What is needed:
Check every line below for the word "side" and copy each one that has it.

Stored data
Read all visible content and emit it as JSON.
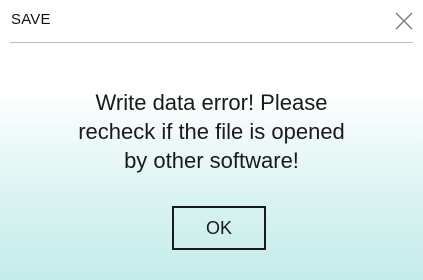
{
  "dialog": {
    "title": "SAVE",
    "close_icon": "close-x-icon",
    "message_lines": [
      "Write data error! Please",
      "recheck if the file is opened",
      "by other software!"
    ],
    "ok_label": "OK"
  }
}
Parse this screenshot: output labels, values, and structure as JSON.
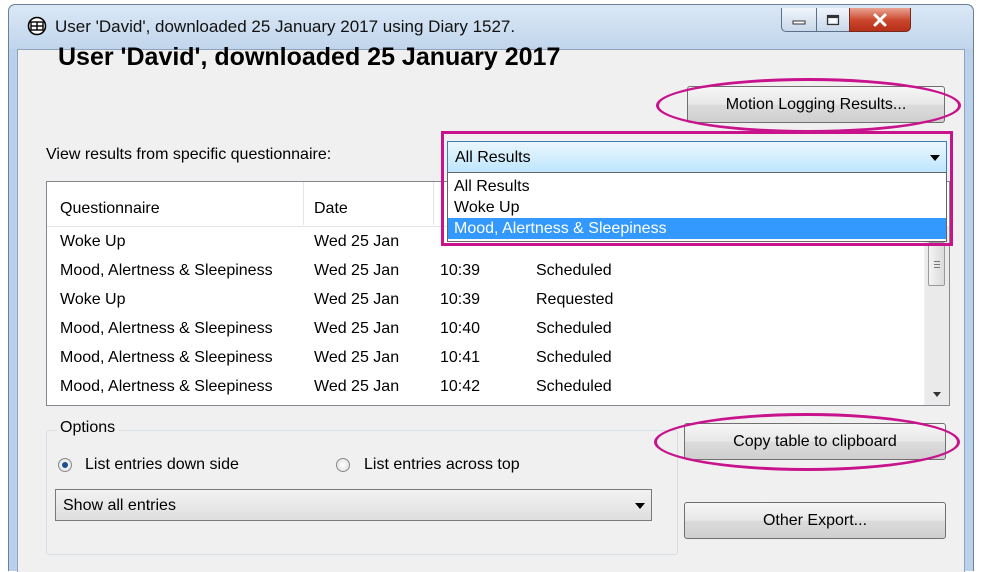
{
  "window": {
    "title": "User 'David', downloaded 25 January 2017 using Diary 1527."
  },
  "header": {
    "heading": "User 'David', downloaded 25 January 2017",
    "motion_button": "Motion Logging Results..."
  },
  "questionnaire_filter": {
    "label": "View results from specific questionnaire:",
    "selected": "All Results",
    "options": [
      "All Results",
      "Woke Up",
      "Mood, Alertness & Sleepiness"
    ],
    "highlighted_option": "Mood, Alertness & Sleepiness"
  },
  "table": {
    "columns": [
      "Questionnaire",
      "Date",
      "",
      ""
    ],
    "rows": [
      [
        "Woke Up",
        "Wed 25 Jan",
        "",
        ""
      ],
      [
        "Mood, Alertness & Sleepiness",
        "Wed 25 Jan",
        "10:39",
        "Scheduled"
      ],
      [
        "Woke Up",
        "Wed 25 Jan",
        "10:39",
        "Requested"
      ],
      [
        "Mood, Alertness & Sleepiness",
        "Wed 25 Jan",
        "10:40",
        "Scheduled"
      ],
      [
        "Mood, Alertness & Sleepiness",
        "Wed 25 Jan",
        "10:41",
        "Scheduled"
      ],
      [
        "Mood, Alertness & Sleepiness",
        "Wed 25 Jan",
        "10:42",
        "Scheduled"
      ]
    ]
  },
  "options": {
    "group_title": "Options",
    "radio_down": "List entries down side",
    "radio_across": "List entries across top",
    "selected_radio": "List entries down side",
    "entries_filter": "Show all entries"
  },
  "buttons": {
    "copy": "Copy table to clipboard",
    "export": "Other Export..."
  },
  "colors": {
    "annotation": "#c8138c",
    "selection": "#3399ff"
  },
  "icons": [
    "app-icon",
    "minimize-icon",
    "maximize-icon",
    "close-icon",
    "chevron-down-icon"
  ]
}
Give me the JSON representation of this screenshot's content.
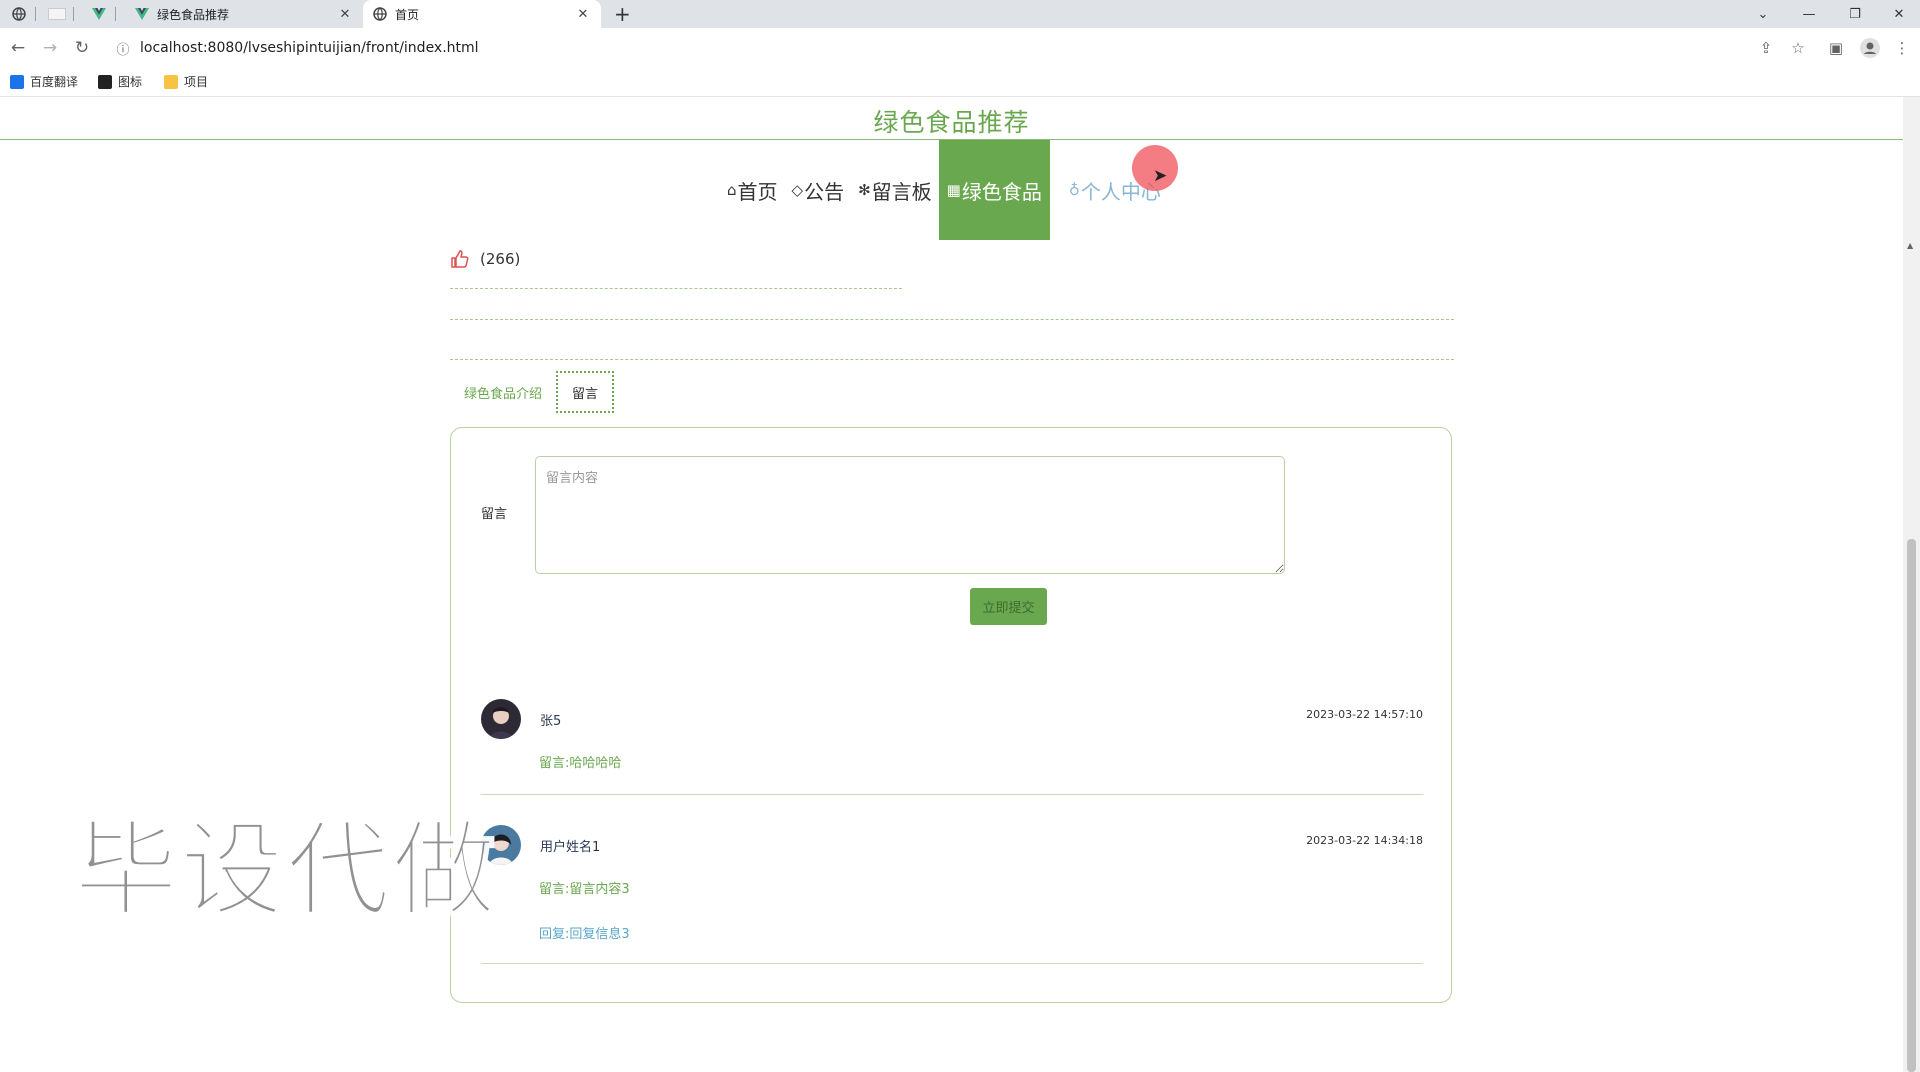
{
  "browser": {
    "tabs": [
      {
        "title": "绿色食品推荐",
        "active": false
      },
      {
        "title": "首页",
        "active": true
      }
    ],
    "url": "localhost:8080/lvseshipintuijian/front/index.html",
    "bookmarks": [
      {
        "label": "百度翻译",
        "color": "#1a73e8"
      },
      {
        "label": "图标",
        "color": "#222222"
      },
      {
        "label": "项目",
        "color": "#f6c343"
      }
    ]
  },
  "site": {
    "title": "绿色食品推荐",
    "accent_color": "#6aa84f"
  },
  "nav": [
    {
      "glyph": "⌂",
      "label": "首页"
    },
    {
      "glyph": "◇",
      "label": "公告"
    },
    {
      "glyph": "✻",
      "label": "留言板"
    },
    {
      "glyph": "▦",
      "label": "绿色食品"
    },
    {
      "glyph": "♁",
      "label": "个人中心"
    }
  ],
  "likes": {
    "count_text": "(266)"
  },
  "detail_tabs": [
    {
      "label": "绿色食品介绍",
      "active": false
    },
    {
      "label": "留言",
      "active": true
    }
  ],
  "form": {
    "label": "留言",
    "placeholder": "留言内容",
    "value": "",
    "submit_label": "立即提交"
  },
  "comments": [
    {
      "name": "张5",
      "time": "2023-03-22 14:57:10",
      "text": "留言:哈哈哈哈",
      "reply": null
    },
    {
      "name": "用户姓名1",
      "time": "2023-03-22 14:34:18",
      "text": "留言:留言内容3",
      "reply": "回复:回复信息3"
    }
  ],
  "watermark": "毕设代做"
}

The response:
    "radio_down": "List entries down side",
    "selected_radio": "List entries down side",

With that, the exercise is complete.